- [The input]:
|---|
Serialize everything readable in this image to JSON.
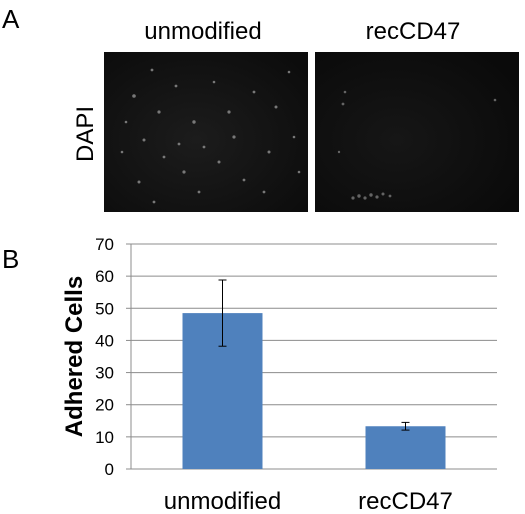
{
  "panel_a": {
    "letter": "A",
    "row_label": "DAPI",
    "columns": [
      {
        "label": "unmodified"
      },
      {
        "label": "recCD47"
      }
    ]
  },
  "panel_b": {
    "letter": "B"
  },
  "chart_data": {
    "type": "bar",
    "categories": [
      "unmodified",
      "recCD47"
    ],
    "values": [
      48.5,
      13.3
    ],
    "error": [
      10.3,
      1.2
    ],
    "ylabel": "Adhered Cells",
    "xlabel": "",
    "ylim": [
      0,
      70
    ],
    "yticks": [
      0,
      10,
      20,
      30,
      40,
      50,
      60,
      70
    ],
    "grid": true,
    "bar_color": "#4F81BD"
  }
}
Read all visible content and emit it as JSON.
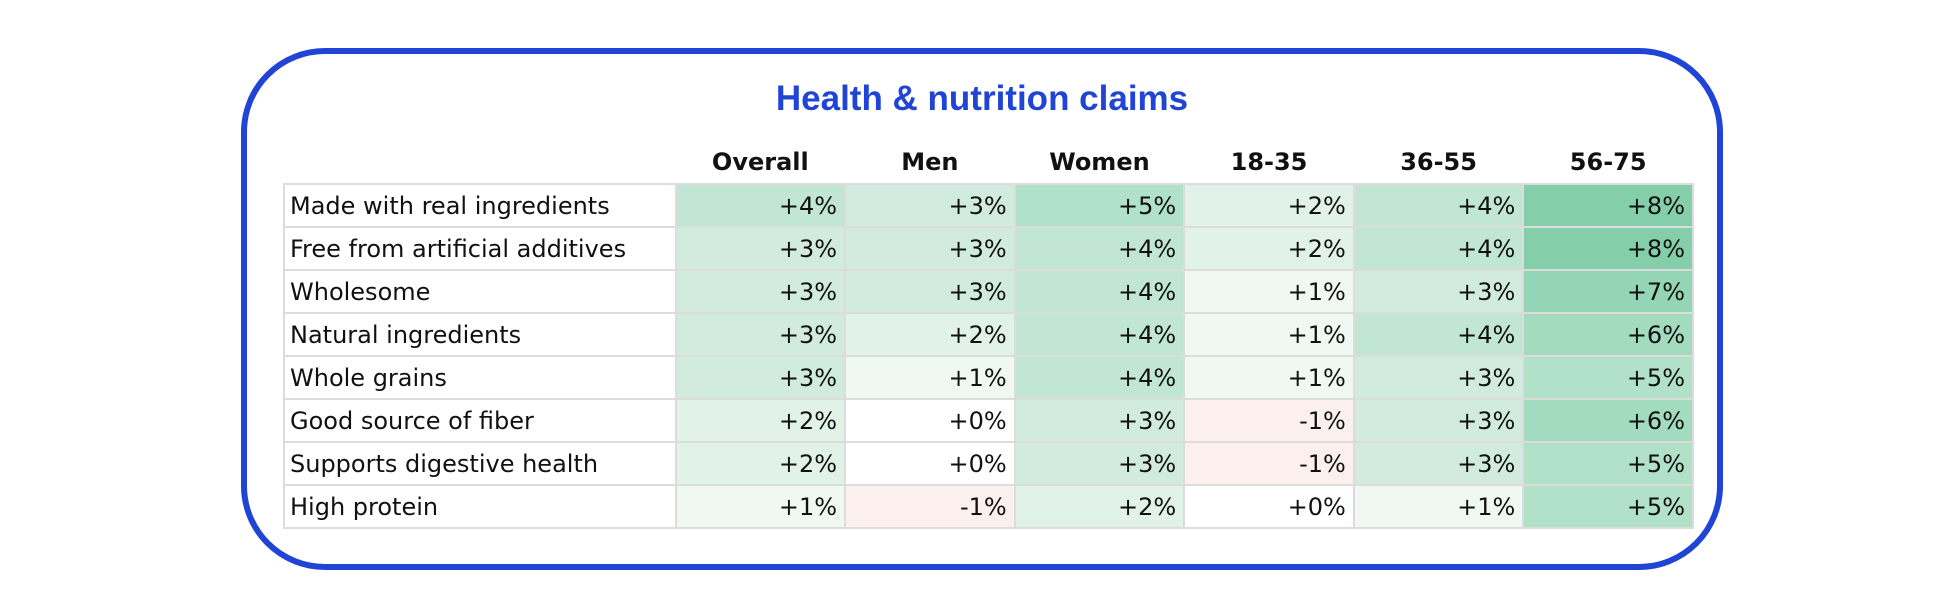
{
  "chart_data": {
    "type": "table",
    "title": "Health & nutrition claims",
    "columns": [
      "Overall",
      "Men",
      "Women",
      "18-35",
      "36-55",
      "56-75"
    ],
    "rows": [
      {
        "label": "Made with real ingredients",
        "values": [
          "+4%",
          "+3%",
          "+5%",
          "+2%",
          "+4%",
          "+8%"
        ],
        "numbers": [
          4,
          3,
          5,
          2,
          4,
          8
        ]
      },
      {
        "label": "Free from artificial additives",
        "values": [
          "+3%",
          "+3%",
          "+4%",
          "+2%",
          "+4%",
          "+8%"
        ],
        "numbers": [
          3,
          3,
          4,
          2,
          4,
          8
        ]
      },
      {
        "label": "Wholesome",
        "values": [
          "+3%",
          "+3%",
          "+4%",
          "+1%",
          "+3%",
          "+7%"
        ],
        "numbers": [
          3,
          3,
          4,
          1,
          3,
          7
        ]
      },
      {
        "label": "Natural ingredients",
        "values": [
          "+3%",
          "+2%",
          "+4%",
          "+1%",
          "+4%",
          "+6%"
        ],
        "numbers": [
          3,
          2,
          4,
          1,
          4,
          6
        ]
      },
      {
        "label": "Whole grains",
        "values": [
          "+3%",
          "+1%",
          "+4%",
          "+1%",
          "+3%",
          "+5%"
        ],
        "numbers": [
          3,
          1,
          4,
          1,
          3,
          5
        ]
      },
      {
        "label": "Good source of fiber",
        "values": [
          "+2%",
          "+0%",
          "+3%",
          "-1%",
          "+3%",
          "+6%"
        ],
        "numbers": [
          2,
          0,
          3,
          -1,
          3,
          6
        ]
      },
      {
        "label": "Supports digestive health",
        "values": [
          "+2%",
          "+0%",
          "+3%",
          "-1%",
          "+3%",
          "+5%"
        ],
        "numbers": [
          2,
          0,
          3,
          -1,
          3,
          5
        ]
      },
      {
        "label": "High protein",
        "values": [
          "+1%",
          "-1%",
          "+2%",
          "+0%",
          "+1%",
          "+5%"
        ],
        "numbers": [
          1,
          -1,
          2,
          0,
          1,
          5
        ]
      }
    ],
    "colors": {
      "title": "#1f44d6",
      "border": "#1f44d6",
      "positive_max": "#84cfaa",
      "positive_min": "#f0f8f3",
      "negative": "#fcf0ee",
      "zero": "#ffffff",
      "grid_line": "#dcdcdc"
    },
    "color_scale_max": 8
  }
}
|---|
- [Work required]: Reproduce the material above in full, exactly, with no images.

- [Finished exercise]:
Serialize everything readable in this image to JSON.
{
  "panel_a": {
    "letter": "A",
    "row_label": "DAPI",
    "columns": [
      {
        "label": "unmodified"
      },
      {
        "label": "recCD47"
      }
    ]
  },
  "panel_b": {
    "letter": "B"
  },
  "chart_data": {
    "type": "bar",
    "categories": [
      "unmodified",
      "recCD47"
    ],
    "values": [
      48.5,
      13.3
    ],
    "error": [
      10.3,
      1.2
    ],
    "ylabel": "Adhered Cells",
    "xlabel": "",
    "ylim": [
      0,
      70
    ],
    "yticks": [
      0,
      10,
      20,
      30,
      40,
      50,
      60,
      70
    ],
    "grid": true,
    "bar_color": "#4F81BD"
  }
}
Read all visible content and emit it as JSON.
{
  "chart_data": {
    "type": "table",
    "title": "Health & nutrition claims",
    "columns": [
      "Overall",
      "Men",
      "Women",
      "18-35",
      "36-55",
      "56-75"
    ],
    "rows": [
      {
        "label": "Made with real ingredients",
        "values": [
          "+4%",
          "+3%",
          "+5%",
          "+2%",
          "+4%",
          "+8%"
        ],
        "numbers": [
          4,
          3,
          5,
          2,
          4,
          8
        ]
      },
      {
        "label": "Free from artificial additives",
        "values": [
          "+3%",
          "+3%",
          "+4%",
          "+2%",
          "+4%",
          "+8%"
        ],
        "numbers": [
          3,
          3,
          4,
          2,
          4,
          8
        ]
      },
      {
        "label": "Wholesome",
        "values": [
          "+3%",
          "+3%",
          "+4%",
          "+1%",
          "+3%",
          "+7%"
        ],
        "numbers": [
          3,
          3,
          4,
          1,
          3,
          7
        ]
      },
      {
        "label": "Natural ingredients",
        "values": [
          "+3%",
          "+2%",
          "+4%",
          "+1%",
          "+4%",
          "+6%"
        ],
        "numbers": [
          3,
          2,
          4,
          1,
          4,
          6
        ]
      },
      {
        "label": "Whole grains",
        "values": [
          "+3%",
          "+1%",
          "+4%",
          "+1%",
          "+3%",
          "+5%"
        ],
        "numbers": [
          3,
          1,
          4,
          1,
          3,
          5
        ]
      },
      {
        "label": "Good source of fiber",
        "values": [
          "+2%",
          "+0%",
          "+3%",
          "-1%",
          "+3%",
          "+6%"
        ],
        "numbers": [
          2,
          0,
          3,
          -1,
          3,
          6
        ]
      },
      {
        "label": "Supports digestive health",
        "values": [
          "+2%",
          "+0%",
          "+3%",
          "-1%",
          "+3%",
          "+5%"
        ],
        "numbers": [
          2,
          0,
          3,
          -1,
          3,
          5
        ]
      },
      {
        "label": "High protein",
        "values": [
          "+1%",
          "-1%",
          "+2%",
          "+0%",
          "+1%",
          "+5%"
        ],
        "numbers": [
          1,
          -1,
          2,
          0,
          1,
          5
        ]
      }
    ],
    "colors": {
      "title": "#1f44d6",
      "border": "#1f44d6",
      "positive_max": "#84cfaa",
      "positive_min": "#f0f8f3",
      "negative": "#fcf0ee",
      "zero": "#ffffff",
      "grid_line": "#dcdcdc"
    },
    "color_scale_max": 8
  }
}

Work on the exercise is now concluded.